+++ Task inputs +++
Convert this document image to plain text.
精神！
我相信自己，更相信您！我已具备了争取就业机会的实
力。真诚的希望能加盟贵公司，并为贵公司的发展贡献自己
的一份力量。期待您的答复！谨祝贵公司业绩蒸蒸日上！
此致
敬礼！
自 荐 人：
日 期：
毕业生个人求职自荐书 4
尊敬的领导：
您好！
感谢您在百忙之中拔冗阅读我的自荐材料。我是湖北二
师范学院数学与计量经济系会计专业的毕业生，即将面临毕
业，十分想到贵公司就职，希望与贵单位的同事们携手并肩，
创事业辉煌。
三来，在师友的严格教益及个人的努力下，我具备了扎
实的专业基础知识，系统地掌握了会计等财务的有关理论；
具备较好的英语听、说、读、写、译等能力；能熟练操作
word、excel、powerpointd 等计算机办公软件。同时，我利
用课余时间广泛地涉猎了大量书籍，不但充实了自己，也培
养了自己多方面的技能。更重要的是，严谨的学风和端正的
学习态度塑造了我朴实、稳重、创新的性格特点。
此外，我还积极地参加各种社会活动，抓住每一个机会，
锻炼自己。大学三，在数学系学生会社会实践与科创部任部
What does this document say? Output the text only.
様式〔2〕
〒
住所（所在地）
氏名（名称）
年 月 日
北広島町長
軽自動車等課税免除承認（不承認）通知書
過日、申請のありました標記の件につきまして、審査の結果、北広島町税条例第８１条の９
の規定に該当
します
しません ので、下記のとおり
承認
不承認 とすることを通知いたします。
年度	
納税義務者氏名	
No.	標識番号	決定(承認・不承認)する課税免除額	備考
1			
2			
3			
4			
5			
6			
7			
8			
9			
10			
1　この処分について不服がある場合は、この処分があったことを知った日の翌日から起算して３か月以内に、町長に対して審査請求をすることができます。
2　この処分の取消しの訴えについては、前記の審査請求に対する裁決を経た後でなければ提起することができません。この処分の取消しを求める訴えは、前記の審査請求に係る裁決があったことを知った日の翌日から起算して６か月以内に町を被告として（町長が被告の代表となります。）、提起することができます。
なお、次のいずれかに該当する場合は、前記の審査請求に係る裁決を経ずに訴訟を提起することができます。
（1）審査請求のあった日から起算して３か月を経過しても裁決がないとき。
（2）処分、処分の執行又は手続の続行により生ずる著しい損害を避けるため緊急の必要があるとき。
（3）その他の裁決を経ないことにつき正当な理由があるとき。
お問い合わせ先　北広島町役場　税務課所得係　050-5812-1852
+++
> **Instructions for the task**
Gather all the lines that include the word "document" and copy them out.

> **Answer to the task**
Convert this document image to plain text.
What does this document say? Output the text only.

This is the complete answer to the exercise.